Einträge aus einer Datenquelle:

★ ★ ★ ★ ★ ★ ★

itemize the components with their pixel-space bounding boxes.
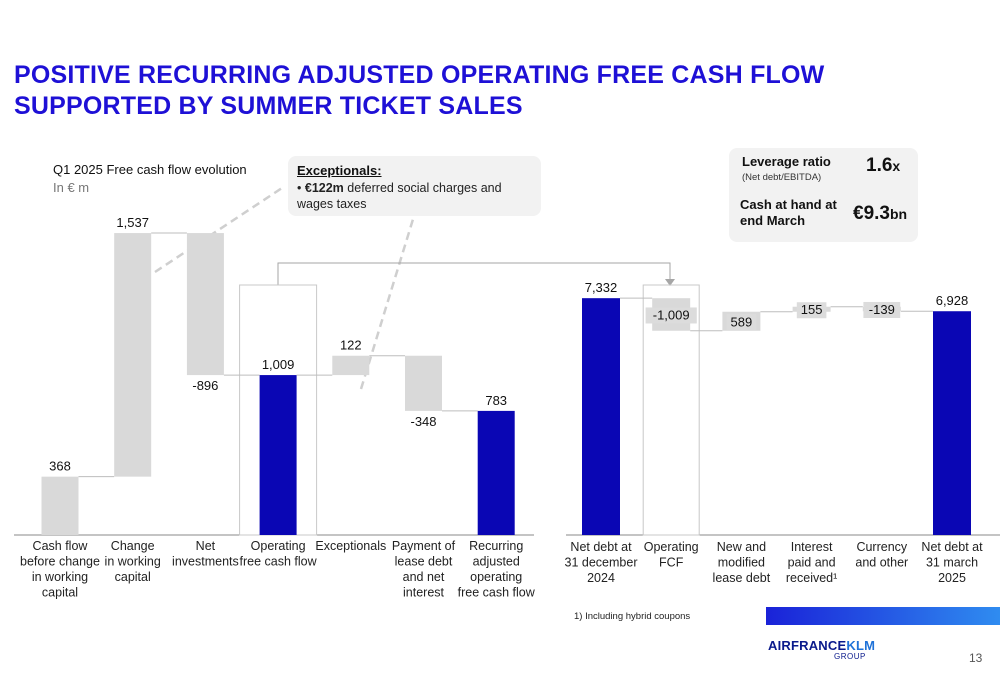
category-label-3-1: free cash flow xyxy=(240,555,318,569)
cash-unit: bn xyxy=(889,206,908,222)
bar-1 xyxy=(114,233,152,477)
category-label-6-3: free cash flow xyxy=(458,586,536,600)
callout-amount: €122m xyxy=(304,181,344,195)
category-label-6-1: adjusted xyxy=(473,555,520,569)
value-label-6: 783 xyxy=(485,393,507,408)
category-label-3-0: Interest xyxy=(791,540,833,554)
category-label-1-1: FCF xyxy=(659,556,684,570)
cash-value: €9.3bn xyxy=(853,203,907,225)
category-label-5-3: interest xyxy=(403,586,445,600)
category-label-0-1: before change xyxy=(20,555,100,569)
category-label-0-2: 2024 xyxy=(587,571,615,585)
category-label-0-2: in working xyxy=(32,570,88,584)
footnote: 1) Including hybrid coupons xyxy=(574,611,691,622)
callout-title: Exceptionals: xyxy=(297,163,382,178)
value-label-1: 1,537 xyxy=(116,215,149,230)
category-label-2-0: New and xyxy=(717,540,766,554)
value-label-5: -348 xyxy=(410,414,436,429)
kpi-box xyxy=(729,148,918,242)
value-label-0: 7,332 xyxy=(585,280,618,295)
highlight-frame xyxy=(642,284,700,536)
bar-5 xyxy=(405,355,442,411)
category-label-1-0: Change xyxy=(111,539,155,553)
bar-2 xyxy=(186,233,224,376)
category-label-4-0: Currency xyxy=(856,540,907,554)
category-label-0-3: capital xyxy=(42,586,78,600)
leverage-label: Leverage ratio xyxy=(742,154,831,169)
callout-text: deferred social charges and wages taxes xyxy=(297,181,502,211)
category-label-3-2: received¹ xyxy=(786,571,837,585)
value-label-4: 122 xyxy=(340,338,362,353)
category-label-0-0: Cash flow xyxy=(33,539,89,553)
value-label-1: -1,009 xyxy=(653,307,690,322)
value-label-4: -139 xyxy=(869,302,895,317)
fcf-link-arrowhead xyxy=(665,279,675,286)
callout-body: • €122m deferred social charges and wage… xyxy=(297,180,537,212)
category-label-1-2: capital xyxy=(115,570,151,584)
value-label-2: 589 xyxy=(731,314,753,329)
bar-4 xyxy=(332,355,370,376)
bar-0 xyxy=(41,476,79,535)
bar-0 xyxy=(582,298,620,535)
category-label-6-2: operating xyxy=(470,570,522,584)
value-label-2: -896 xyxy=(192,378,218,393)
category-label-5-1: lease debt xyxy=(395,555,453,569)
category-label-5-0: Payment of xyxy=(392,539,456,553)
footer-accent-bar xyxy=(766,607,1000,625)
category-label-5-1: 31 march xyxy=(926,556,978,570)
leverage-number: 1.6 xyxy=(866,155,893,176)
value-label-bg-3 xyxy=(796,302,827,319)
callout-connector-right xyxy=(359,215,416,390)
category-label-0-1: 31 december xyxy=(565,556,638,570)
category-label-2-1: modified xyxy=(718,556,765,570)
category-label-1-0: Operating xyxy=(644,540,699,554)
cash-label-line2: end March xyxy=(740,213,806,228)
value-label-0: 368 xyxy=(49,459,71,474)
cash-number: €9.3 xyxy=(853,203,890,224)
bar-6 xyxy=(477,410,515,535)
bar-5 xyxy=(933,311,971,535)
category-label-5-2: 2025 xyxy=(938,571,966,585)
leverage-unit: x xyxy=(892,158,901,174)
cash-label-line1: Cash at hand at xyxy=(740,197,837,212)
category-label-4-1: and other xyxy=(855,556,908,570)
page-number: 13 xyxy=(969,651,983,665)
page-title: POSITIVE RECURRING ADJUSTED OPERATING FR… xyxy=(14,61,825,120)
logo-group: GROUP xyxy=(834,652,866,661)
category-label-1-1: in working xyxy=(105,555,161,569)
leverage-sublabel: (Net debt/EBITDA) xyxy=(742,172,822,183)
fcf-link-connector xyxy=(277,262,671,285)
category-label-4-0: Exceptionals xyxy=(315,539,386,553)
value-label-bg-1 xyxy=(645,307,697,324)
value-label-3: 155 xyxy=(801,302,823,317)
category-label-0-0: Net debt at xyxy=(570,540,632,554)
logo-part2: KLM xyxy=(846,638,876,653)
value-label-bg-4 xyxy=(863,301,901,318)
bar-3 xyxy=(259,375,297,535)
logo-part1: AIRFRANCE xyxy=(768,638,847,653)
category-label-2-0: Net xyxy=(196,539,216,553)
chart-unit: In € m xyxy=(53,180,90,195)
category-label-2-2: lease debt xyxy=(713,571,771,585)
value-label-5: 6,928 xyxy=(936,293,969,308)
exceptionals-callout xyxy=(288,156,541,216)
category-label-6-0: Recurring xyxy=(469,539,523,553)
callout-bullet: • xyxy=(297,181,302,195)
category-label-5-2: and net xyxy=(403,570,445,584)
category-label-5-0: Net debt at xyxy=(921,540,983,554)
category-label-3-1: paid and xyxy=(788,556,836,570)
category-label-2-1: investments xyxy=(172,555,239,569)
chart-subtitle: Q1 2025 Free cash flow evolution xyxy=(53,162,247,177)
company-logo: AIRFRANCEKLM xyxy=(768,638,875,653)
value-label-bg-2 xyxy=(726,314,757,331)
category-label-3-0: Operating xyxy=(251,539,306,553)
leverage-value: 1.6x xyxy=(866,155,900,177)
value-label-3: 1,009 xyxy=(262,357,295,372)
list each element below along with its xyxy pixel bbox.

★ ★ ★ ★ ★ ★ ★

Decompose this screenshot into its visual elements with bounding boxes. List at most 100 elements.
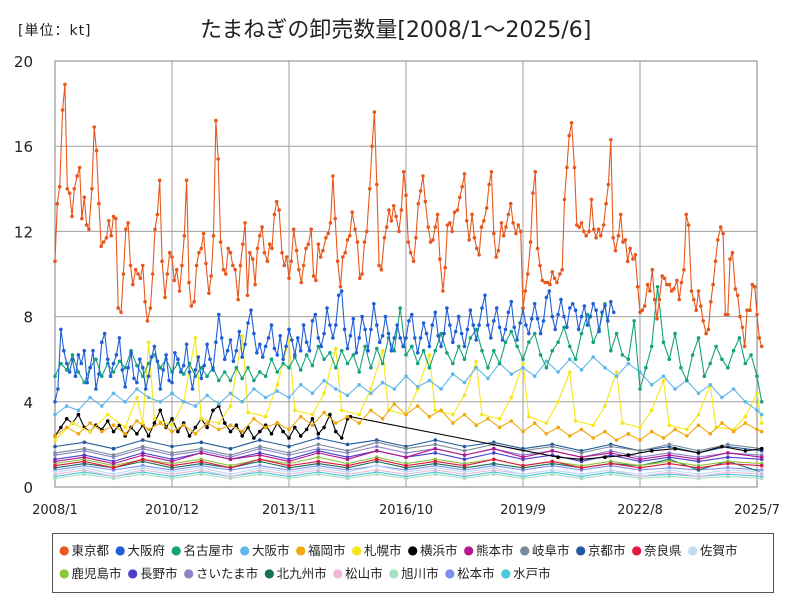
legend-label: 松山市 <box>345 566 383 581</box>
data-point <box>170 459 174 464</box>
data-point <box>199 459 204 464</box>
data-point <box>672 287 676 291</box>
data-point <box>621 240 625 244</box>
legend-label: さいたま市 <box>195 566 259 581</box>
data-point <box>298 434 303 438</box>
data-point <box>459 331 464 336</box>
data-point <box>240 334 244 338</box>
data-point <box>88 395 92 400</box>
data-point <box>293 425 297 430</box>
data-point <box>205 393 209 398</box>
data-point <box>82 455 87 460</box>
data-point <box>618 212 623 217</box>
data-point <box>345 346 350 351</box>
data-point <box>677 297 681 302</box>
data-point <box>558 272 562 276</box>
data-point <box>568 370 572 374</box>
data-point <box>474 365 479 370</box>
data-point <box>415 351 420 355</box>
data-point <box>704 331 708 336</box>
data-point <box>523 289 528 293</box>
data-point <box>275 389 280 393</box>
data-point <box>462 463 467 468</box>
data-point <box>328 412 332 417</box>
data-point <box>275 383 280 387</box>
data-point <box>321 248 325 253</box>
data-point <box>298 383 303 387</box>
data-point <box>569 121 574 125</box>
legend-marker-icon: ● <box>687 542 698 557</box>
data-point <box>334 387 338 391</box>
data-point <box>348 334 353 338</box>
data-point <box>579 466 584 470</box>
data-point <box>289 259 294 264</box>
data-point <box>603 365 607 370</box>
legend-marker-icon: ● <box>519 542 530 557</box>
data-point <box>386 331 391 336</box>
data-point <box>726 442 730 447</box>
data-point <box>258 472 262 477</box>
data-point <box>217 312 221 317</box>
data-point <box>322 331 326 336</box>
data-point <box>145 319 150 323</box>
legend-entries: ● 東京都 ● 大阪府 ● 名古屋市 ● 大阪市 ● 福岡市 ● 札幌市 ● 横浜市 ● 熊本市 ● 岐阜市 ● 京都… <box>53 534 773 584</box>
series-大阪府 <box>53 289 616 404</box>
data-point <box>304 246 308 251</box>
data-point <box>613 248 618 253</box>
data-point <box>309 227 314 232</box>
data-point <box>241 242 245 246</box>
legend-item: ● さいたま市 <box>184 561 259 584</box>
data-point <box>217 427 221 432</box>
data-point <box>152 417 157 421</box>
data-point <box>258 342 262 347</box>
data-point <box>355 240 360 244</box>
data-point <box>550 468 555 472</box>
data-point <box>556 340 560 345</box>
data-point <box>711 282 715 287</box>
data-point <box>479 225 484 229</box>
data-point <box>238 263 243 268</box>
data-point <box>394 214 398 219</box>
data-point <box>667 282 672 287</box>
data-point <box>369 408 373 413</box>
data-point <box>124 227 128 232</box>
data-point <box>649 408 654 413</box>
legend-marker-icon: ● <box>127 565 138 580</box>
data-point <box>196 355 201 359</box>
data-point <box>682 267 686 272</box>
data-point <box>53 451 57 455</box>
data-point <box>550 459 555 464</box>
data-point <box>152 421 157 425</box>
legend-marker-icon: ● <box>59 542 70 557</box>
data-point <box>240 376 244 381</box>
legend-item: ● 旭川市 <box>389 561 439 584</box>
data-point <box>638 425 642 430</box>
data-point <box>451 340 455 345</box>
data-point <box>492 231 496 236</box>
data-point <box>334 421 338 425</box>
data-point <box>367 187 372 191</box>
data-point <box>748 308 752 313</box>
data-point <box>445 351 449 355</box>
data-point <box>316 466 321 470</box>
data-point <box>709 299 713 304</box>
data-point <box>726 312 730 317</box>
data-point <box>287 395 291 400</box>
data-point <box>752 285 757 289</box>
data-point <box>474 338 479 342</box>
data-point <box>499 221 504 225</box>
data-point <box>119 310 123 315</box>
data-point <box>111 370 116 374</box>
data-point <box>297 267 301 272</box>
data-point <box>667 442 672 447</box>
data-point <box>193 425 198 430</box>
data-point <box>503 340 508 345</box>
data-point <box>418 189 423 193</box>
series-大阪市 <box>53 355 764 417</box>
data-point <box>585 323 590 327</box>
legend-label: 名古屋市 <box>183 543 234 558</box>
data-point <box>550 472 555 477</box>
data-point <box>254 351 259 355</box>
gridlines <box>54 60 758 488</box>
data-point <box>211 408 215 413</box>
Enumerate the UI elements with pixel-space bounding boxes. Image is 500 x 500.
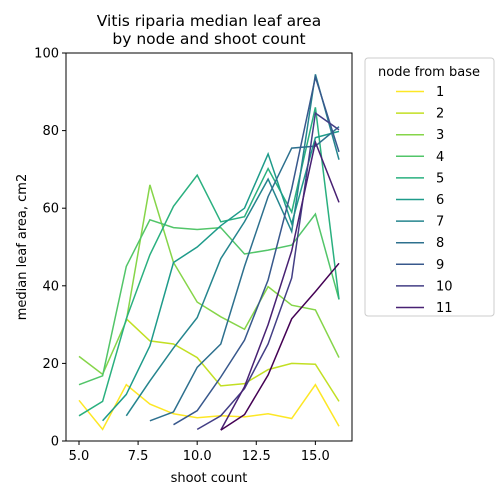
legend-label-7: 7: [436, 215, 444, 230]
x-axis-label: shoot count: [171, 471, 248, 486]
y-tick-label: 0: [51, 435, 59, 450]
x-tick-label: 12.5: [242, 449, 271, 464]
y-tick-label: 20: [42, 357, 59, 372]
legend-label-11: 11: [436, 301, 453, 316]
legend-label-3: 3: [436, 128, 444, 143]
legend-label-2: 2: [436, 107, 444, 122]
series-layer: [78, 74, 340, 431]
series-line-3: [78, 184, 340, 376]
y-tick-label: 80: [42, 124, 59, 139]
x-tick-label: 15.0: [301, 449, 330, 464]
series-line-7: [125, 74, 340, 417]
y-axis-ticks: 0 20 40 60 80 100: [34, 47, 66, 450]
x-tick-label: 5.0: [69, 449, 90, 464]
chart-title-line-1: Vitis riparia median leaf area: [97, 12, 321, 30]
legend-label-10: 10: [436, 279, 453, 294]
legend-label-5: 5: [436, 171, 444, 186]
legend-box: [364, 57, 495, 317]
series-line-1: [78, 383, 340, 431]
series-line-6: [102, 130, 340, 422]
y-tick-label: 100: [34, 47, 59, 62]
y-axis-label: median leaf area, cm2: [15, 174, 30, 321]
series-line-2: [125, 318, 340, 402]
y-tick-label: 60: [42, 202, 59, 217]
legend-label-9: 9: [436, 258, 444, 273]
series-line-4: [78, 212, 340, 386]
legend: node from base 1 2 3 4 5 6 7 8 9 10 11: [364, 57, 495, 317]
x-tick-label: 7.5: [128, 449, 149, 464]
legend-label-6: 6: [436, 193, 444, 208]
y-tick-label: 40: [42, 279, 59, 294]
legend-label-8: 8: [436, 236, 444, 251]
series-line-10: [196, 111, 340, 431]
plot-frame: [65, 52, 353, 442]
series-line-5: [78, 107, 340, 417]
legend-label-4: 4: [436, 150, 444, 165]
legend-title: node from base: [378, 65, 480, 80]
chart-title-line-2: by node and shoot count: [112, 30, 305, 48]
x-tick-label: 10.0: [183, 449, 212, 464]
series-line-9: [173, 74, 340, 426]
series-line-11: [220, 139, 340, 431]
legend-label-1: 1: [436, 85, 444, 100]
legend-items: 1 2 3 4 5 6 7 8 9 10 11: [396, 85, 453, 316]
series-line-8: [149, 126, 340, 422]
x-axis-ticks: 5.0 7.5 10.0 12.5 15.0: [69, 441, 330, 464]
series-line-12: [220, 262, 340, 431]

★ ★ ★ ★ ★ ★ ★

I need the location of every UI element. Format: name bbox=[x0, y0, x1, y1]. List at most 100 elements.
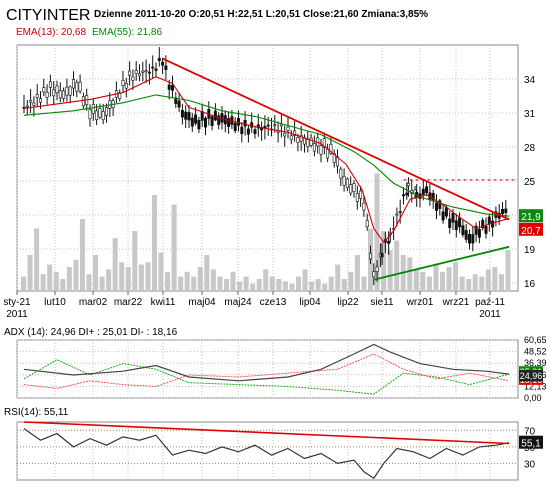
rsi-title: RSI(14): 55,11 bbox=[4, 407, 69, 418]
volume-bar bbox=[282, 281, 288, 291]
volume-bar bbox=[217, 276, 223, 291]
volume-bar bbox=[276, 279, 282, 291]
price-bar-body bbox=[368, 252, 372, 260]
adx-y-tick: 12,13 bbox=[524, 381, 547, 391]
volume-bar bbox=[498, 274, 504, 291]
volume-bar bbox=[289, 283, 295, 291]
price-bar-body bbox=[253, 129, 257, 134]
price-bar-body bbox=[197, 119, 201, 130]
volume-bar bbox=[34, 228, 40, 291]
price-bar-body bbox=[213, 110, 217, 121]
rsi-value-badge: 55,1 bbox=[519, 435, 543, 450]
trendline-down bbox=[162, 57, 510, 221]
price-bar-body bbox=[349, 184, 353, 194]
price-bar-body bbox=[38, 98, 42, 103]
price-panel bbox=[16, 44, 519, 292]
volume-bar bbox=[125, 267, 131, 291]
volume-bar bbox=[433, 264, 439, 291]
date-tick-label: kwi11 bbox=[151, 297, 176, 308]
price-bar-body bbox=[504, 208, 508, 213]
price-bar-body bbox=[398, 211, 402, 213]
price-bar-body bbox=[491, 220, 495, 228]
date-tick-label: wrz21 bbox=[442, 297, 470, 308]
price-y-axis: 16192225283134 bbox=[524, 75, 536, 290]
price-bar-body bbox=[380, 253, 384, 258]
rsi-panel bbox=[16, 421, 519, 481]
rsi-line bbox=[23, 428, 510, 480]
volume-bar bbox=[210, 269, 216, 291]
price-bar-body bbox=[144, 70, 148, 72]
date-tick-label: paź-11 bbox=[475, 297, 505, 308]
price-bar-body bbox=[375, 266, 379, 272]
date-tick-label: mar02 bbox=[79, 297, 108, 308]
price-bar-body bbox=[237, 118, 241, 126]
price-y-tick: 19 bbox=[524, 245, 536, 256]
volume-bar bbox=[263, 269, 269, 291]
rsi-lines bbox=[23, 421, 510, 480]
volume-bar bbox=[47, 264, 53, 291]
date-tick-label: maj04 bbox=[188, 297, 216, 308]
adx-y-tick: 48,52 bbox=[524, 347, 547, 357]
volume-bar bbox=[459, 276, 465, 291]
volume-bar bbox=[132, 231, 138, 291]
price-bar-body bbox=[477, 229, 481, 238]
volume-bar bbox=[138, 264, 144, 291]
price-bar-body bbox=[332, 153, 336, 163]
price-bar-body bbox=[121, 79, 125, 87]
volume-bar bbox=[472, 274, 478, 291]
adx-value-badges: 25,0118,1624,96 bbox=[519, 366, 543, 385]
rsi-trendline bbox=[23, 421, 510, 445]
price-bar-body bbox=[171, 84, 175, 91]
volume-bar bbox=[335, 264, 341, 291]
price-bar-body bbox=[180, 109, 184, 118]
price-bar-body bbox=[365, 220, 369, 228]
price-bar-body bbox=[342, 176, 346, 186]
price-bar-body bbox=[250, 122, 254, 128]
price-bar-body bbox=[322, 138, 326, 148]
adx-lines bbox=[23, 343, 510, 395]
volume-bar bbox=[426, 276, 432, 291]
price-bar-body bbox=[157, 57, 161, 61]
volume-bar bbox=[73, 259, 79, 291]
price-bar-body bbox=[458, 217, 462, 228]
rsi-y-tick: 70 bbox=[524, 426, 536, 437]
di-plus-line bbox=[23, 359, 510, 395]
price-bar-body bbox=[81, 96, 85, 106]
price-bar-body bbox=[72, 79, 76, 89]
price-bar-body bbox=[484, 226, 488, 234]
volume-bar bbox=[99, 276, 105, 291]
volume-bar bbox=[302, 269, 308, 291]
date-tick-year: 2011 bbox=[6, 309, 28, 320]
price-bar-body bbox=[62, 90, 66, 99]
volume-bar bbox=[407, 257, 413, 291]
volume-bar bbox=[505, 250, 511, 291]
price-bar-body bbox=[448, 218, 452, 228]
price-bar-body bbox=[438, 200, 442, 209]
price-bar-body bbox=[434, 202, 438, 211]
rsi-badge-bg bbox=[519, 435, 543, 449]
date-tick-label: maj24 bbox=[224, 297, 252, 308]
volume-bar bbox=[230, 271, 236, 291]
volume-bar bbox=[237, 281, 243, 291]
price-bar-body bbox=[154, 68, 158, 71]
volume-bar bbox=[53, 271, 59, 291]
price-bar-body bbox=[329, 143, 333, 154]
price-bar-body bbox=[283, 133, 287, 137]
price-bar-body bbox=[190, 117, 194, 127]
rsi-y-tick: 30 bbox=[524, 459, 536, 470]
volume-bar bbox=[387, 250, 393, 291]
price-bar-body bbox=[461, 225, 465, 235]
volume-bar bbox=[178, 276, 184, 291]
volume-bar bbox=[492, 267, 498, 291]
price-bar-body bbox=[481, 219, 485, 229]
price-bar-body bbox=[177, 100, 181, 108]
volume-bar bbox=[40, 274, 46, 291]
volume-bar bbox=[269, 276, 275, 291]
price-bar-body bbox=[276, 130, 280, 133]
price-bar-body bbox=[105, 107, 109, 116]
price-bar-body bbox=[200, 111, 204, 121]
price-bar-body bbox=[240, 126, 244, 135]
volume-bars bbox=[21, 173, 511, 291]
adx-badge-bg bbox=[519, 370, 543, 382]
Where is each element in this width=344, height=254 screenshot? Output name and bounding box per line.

★ ★ ★ ★ ★ ★ ★

Schriftliche Aufgabe: Schreibe den Abschnitt neu, der mit der Zeile „legend-label-7: 7: [436, 215, 444, 230]“ beginnt und mit der Zeile „x-tick-label: 15.0: [301, 449, 330, 464]“ endet, beide Zeilen eingeschlossen. Ersetze darin „shoot count“ durch „number of shots“ und lass alles andere unverändert.

Lösung zur Aufgabe:
legend-label-7: 7: [436, 215, 444, 230]
x-axis-label: number of shots: [171, 471, 248, 486]
y-tick-label: 0: [51, 435, 59, 450]
x-tick-label: 12.5: [242, 449, 271, 464]
y-tick-label: 20: [42, 357, 59, 372]
legend-label-11: 11: [436, 301, 453, 316]
legend-label-3: 3: [436, 128, 444, 143]
legend-label-2: 2: [436, 107, 444, 122]
series-layer: [78, 74, 340, 431]
series-line-3: [78, 184, 340, 376]
y-tick-label: 80: [42, 124, 59, 139]
x-tick-label: 15.0: [301, 449, 330, 464]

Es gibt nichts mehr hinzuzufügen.